◆ Brief: Print the records again, character for character.

>> Start Given data

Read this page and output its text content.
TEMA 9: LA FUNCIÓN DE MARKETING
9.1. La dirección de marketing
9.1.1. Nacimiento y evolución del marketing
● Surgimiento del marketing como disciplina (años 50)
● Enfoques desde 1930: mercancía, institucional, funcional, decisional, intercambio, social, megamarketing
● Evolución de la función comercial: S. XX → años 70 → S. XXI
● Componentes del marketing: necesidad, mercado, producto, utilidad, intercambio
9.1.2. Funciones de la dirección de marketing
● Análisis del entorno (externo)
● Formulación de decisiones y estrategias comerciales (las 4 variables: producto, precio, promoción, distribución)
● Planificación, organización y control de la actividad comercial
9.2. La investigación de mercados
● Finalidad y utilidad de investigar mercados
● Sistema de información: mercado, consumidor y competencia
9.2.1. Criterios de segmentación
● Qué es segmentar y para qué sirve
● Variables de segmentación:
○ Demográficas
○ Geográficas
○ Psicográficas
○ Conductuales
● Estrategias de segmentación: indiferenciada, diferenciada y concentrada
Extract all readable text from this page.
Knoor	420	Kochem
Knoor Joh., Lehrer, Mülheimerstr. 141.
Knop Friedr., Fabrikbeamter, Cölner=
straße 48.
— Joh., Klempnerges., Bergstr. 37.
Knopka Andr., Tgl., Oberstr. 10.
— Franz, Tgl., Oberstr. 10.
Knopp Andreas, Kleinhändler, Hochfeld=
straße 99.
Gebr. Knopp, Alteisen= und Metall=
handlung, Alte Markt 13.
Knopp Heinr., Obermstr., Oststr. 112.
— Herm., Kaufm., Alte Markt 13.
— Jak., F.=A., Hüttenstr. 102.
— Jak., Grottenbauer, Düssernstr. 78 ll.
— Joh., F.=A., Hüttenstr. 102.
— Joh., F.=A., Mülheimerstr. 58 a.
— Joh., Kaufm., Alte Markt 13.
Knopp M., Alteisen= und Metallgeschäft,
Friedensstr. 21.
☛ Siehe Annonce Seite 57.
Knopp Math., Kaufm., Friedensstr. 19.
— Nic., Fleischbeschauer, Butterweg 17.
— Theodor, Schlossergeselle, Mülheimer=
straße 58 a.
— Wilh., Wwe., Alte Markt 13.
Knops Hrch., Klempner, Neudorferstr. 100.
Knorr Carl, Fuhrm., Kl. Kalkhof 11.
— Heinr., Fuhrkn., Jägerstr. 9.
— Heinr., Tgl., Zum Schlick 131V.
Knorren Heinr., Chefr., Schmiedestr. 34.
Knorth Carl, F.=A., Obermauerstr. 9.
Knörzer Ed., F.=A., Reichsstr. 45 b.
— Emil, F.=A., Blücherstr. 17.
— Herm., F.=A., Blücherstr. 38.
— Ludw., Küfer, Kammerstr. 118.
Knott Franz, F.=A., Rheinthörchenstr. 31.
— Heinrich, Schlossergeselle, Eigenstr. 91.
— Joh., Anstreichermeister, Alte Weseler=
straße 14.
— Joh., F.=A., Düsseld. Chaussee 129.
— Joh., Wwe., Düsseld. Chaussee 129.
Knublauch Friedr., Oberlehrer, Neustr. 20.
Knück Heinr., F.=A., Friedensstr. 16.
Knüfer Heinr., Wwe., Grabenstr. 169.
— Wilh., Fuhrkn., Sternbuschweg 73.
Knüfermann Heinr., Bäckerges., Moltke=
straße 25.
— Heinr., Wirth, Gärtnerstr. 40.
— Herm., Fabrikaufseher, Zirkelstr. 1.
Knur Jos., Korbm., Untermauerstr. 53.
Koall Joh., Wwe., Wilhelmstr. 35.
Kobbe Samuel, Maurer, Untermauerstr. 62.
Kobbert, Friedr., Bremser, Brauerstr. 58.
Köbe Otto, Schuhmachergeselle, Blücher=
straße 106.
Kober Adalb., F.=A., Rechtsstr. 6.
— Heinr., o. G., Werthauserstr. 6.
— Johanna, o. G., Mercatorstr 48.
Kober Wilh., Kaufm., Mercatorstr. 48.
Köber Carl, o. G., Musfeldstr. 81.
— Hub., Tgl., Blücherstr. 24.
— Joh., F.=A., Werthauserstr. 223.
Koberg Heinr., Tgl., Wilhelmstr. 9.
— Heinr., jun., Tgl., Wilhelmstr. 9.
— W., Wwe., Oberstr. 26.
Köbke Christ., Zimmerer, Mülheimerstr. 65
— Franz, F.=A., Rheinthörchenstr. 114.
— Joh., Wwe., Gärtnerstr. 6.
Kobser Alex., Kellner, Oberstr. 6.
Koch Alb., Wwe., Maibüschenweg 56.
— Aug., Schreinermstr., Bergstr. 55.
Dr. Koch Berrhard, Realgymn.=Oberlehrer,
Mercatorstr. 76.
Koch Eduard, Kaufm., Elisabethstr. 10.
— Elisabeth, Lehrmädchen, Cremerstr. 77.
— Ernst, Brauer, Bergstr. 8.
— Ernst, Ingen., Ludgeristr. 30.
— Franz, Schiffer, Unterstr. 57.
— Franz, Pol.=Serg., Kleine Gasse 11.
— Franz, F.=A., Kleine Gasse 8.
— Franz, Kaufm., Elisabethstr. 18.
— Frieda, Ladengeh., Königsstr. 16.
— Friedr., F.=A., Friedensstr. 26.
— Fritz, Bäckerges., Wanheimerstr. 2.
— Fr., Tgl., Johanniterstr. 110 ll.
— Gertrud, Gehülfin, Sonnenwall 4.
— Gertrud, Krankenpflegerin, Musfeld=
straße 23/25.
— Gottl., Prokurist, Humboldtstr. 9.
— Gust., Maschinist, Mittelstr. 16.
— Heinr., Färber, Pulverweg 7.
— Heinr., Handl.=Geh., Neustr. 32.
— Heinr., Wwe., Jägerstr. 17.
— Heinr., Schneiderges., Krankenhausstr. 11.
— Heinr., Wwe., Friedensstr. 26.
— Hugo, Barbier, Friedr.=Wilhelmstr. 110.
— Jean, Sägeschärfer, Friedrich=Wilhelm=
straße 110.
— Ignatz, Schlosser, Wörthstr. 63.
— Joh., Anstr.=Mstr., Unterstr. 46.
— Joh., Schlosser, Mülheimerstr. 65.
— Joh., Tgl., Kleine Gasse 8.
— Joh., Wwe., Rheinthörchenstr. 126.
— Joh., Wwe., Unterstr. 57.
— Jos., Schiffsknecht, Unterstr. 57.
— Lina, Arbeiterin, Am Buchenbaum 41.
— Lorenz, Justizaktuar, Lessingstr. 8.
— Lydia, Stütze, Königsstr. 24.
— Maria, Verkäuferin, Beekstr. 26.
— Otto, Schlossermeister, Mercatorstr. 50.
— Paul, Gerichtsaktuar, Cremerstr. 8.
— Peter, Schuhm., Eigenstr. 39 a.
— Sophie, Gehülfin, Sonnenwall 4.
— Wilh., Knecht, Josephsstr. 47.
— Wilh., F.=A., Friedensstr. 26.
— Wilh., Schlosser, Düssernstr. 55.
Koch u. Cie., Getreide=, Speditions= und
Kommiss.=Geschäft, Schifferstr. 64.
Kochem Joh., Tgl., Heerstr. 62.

>> End Given data

◆ Correct output:
Read this page and output its text content.
TEMA 9: LA FUNCIÓN DE MARKETING
9.1. La dirección de marketing
9.1.1. Nacimiento y evolución del marketing
● Surgimiento del marketing como disciplina (años 50)
● Enfoques desde 1930: mercancía, institucional, funcional, decisional, intercambio, social, megamarketing
● Evolución de la función comercial: S. XX → años 70 → S. XXI
● Componentes del marketing: necesidad, mercado, producto, utilidad, intercambio
9.1.2. Funciones de la dirección de marketing
● Análisis del entorno (externo)
● Formulación de decisiones y estrategias comerciales (las 4 variables: producto, precio, promoción, distribución)
● Planificación, organización y control de la actividad comercial
9.2. La investigación de mercados
● Finalidad y utilidad de investigar mercados
● Sistema de información: mercado, consumidor y competencia
9.2.1. Criterios de segmentación
● Qué es segmentar y para qué sirve
● Variables de segmentación:
○ Demográficas
○ Geográficas
○ Psicográficas
○ Conductuales
● Estrategias de segmentación: indiferenciada, diferenciada y concentrada
Extract all readable text from this page.
Knoor	420	Kochem
Knoor Joh., Lehrer, Mülheimerstr. 141.
Knop Friedr., Fabrikbeamter, Cölner=
straße 48.
— Joh., Klempnerges., Bergstr. 37.
Knopka Andr., Tgl., Oberstr. 10.
— Franz, Tgl., Oberstr. 10.
Knopp Andreas, Kleinhändler, Hochfeld=
straße 99.
Gebr. Knopp, Alteisen= und Metall=
handlung, Alte Markt 13.
Knopp Heinr., Obermstr., Oststr. 112.
— Herm., Kaufm., Alte Markt 13.
— Jak., F.=A., Hüttenstr. 102.
— Jak., Grottenbauer, Düssernstr. 78 ll.
— Joh., F.=A., Hüttenstr. 102.
— Joh., F.=A., Mülheimerstr. 58 a.
— Joh., Kaufm., Alte Markt 13.
Knopp M., Alteisen= und Metallgeschäft,
Friedensstr. 21.
☛ Siehe Annonce Seite 57.
Knopp Math., Kaufm., Friedensstr. 19.
— Nic., Fleischbeschauer, Butterweg 17.
— Theodor, Schlossergeselle, Mülheimer=
straße 58 a.
— Wilh., Wwe., Alte Markt 13.
Knops Hrch., Klempner, Neudorferstr. 100.
Knorr Carl, Fuhrm., Kl. Kalkhof 11.
— Heinr., Fuhrkn., Jägerstr. 9.
— Heinr., Tgl., Zum Schlick 131V.
Knorren Heinr., Chefr., Schmiedestr. 34.
Knorth Carl, F.=A., Obermauerstr. 9.
Knörzer Ed., F.=A., Reichsstr. 45 b.
— Emil, F.=A., Blücherstr. 17.
— Herm., F.=A., Blücherstr. 38.
— Ludw., Küfer, Kammerstr. 118.
Knott Franz, F.=A., Rheinthörchenstr. 31.
— Heinrich, Schlossergeselle, Eigenstr. 91.
— Joh., Anstreichermeister, Alte Weseler=
straße 14.
— Joh., F.=A., Düsseld. Chaussee 129.
— Joh., Wwe., Düsseld. Chaussee 129.
Knublauch Friedr., Oberlehrer, Neustr. 20.
Knück Heinr., F.=A., Friedensstr. 16.
Knüfer Heinr., Wwe., Grabenstr. 169.
— Wilh., Fuhrkn., Sternbuschweg 73.
Knüfermann Heinr., Bäckerges., Moltke=
straße 25.
— Heinr., Wirth, Gärtnerstr. 40.
— Herm., Fabrikaufseher, Zirkelstr. 1.
Knur Jos., Korbm., Untermauerstr. 53.
Koall Joh., Wwe., Wilhelmstr. 35.
Kobbe Samuel, Maurer, Untermauerstr. 62.
Kobbert, Friedr., Bremser, Brauerstr. 58.
Köbe Otto, Schuhmachergeselle, Blücher=
straße 106.
Kober Adalb., F.=A., Rechtsstr. 6.
— Heinr., o. G., Werthauserstr. 6.
— Johanna, o. G., Mercatorstr 48.
Kober Wilh., Kaufm., Mercatorstr. 48.
Köber Carl, o. G., Musfeldstr. 81.
— Hub., Tgl., Blücherstr. 24.
— Joh., F.=A., Werthauserstr. 223.
Koberg Heinr., Tgl., Wilhelmstr. 9.
— Heinr., jun., Tgl., Wilhelmstr. 9.
— W., Wwe., Oberstr. 26.
Köbke Christ., Zimmerer, Mülheimerstr. 65
— Franz, F.=A., Rheinthörchenstr. 114.
— Joh., Wwe., Gärtnerstr. 6.
Kobser Alex., Kellner, Oberstr. 6.
Koch Alb., Wwe., Maibüschenweg 56.
— Aug., Schreinermstr., Bergstr. 55.
Dr. Koch Berrhard, Realgymn.=Oberlehrer,
Mercatorstr. 76.
Koch Eduard, Kaufm., Elisabethstr. 10.
— Elisabeth, Lehrmädchen, Cremerstr. 77.
— Ernst, Brauer, Bergstr. 8.
— Ernst, Ingen., Ludgeristr. 30.
— Franz, Schiffer, Unterstr. 57.
— Franz, Pol.=Serg., Kleine Gasse 11.
— Franz, F.=A., Kleine Gasse 8.
— Franz, Kaufm., Elisabethstr. 18.
— Frieda, Ladengeh., Königsstr. 16.
— Friedr., F.=A., Friedensstr. 26.
— Fritz, Bäckerges., Wanheimerstr. 2.
— Fr., Tgl., Johanniterstr. 110 ll.
— Gertrud, Gehülfin, Sonnenwall 4.
— Gertrud, Krankenpflegerin, Musfeld=
straße 23/25.
— Gottl., Prokurist, Humboldtstr. 9.
— Gust., Maschinist, Mittelstr. 16.
— Heinr., Färber, Pulverweg 7.
— Heinr., Handl.=Geh., Neustr. 32.
— Heinr., Wwe., Jägerstr. 17.
— Heinr., Schneiderges., Krankenhausstr. 11.
— Heinr., Wwe., Friedensstr. 26.
— Hugo, Barbier, Friedr.=Wilhelmstr. 110.
— Jean, Sägeschärfer, Friedrich=Wilhelm=
straße 110.
— Ignatz, Schlosser, Wörthstr. 63.
— Joh., Anstr.=Mstr., Unterstr. 46.
— Joh., Schlosser, Mülheimerstr. 65.
— Joh., Tgl., Kleine Gasse 8.
— Joh., Wwe., Rheinthörchenstr. 126.
— Joh., Wwe., Unterstr. 57.
— Jos., Schiffsknecht, Unterstr. 57.
— Lina, Arbeiterin, Am Buchenbaum 41.
— Lorenz, Justizaktuar, Lessingstr. 8.
— Lydia, Stütze, Königsstr. 24.
— Maria, Verkäuferin, Beekstr. 26.
— Otto, Schlossermeister, Mercatorstr. 50.
— Paul, Gerichtsaktuar, Cremerstr. 8.
— Peter, Schuhm., Eigenstr. 39 a.
— Sophie, Gehülfin, Sonnenwall 4.
— Wilh., Knecht, Josephsstr. 47.
— Wilh., F.=A., Friedensstr. 26.
— Wilh., Schlosser, Düssernstr. 55.
Koch u. Cie., Getreide=, Speditions= und
Kommiss.=Geschäft, Schifferstr. 64.
Kochem Joh., Tgl., Heerstr. 62.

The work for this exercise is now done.